Work to complete: Look through the records that follow. Copy every line containing the word "Taller".

Listed records:
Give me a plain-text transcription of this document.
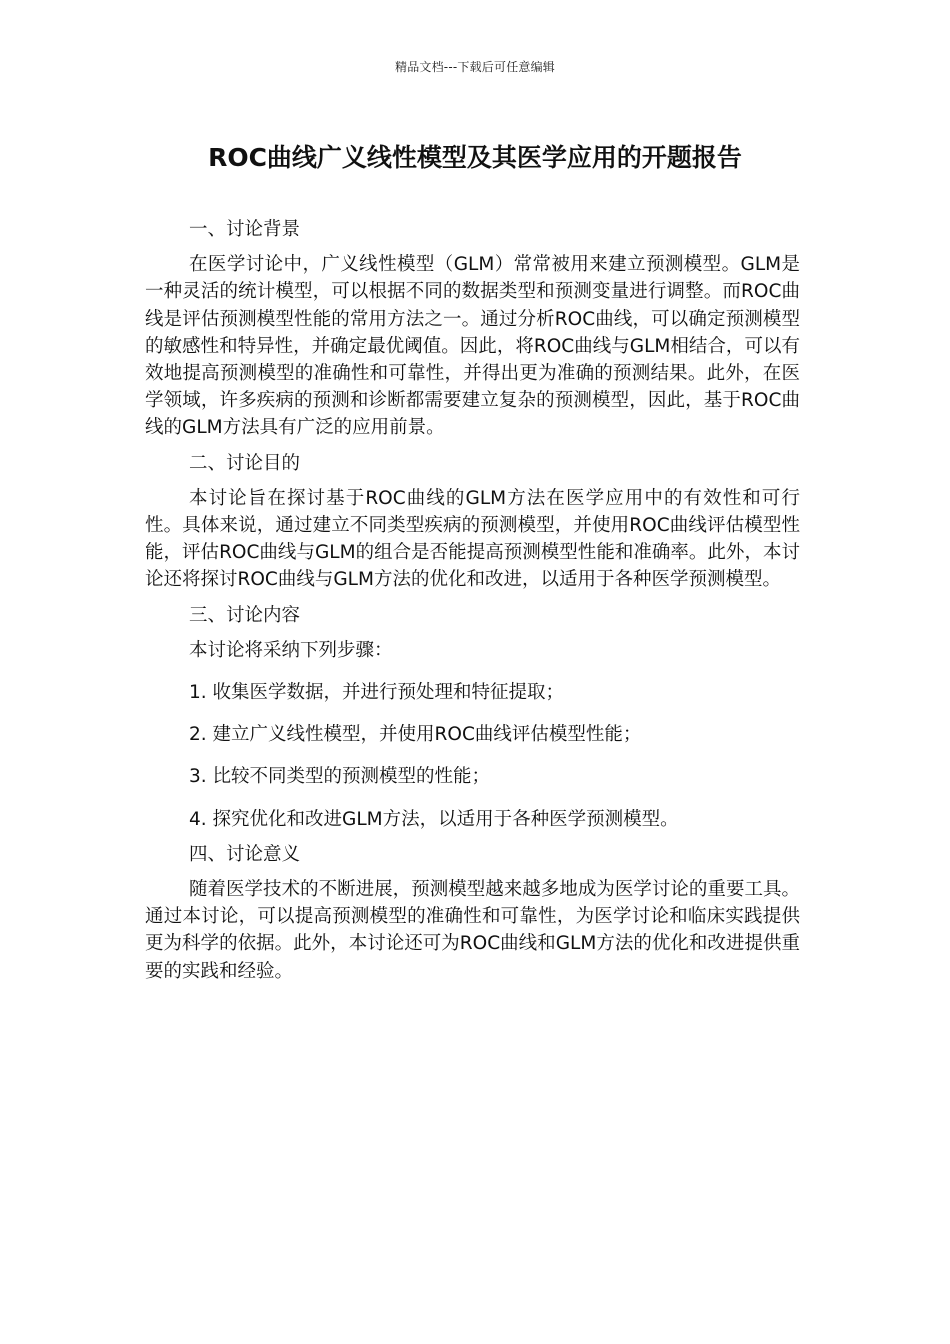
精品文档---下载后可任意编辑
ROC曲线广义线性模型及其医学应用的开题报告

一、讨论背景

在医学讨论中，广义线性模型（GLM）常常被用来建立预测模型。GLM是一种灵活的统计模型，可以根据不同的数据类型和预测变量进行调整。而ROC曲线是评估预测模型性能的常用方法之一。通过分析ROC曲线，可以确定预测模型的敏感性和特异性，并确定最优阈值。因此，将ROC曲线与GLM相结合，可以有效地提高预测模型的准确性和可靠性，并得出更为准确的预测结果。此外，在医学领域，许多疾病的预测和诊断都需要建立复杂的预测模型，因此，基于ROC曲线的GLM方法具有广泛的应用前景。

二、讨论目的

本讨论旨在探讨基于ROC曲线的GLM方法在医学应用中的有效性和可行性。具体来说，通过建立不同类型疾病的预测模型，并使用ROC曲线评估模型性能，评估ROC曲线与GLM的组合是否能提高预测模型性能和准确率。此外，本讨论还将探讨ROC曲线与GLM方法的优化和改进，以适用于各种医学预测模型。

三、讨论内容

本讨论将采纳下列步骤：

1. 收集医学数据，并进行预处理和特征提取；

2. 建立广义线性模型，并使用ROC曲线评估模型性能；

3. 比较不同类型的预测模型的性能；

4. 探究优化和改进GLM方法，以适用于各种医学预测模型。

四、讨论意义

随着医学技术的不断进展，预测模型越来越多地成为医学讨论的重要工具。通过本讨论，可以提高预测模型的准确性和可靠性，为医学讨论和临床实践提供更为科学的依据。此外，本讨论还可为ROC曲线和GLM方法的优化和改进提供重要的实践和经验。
==
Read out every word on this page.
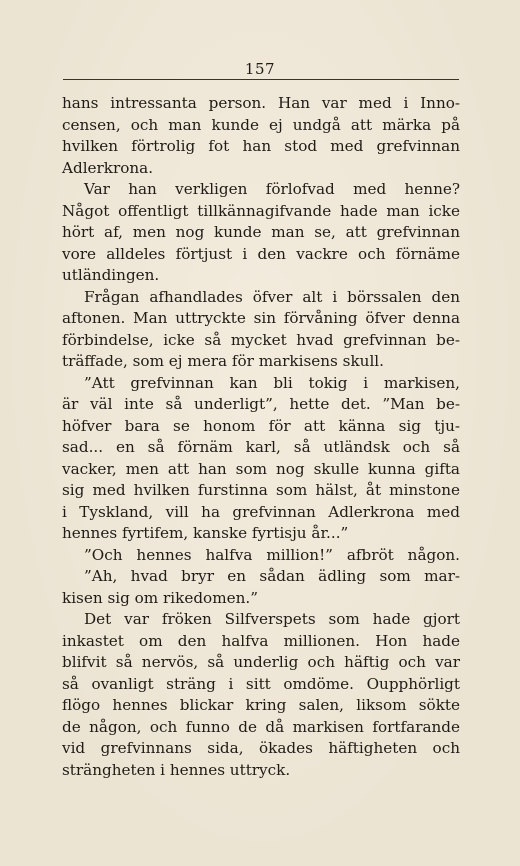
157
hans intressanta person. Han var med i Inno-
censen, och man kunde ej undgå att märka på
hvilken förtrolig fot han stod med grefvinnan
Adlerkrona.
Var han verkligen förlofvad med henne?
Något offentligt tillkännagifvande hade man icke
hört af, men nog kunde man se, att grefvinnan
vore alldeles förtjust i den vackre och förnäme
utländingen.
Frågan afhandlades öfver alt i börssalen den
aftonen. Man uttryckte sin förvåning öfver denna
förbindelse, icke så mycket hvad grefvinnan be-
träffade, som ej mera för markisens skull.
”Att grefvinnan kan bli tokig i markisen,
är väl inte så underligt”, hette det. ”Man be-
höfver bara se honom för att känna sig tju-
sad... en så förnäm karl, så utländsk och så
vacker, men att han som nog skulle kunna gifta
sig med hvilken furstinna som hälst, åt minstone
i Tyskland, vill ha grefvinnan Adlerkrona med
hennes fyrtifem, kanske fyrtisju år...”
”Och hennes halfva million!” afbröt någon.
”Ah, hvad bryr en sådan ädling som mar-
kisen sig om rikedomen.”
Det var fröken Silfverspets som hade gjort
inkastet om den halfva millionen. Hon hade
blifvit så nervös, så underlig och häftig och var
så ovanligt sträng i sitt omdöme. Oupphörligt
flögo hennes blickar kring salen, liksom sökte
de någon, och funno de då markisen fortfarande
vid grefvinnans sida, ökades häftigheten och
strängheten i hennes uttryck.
---
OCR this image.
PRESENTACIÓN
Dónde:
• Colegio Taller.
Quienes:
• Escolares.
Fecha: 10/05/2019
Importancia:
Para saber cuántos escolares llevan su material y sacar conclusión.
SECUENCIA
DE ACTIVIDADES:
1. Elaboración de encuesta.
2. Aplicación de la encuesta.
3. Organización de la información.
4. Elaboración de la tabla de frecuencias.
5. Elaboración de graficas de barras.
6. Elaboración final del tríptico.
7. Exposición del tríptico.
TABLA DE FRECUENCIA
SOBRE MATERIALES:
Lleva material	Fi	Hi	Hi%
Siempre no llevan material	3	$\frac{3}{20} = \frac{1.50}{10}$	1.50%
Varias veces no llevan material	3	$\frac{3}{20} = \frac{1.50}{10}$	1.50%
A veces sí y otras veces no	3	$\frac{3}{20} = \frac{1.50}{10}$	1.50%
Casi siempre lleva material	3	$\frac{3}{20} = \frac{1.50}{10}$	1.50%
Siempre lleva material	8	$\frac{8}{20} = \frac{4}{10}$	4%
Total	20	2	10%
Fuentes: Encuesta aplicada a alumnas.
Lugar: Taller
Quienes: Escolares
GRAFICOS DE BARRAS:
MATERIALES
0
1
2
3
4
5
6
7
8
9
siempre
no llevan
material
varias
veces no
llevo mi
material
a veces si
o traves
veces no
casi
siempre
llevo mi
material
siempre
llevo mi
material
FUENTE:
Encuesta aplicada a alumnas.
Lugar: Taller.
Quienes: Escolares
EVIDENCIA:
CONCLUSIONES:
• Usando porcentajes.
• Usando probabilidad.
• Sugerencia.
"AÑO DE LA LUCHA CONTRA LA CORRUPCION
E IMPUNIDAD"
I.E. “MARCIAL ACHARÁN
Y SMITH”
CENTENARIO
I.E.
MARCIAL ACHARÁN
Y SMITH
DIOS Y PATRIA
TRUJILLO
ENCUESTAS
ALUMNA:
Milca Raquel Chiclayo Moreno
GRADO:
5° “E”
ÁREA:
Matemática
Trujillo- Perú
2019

Exercise answer:
• Colegio Taller.
Lugar: Taller
Lugar: Taller.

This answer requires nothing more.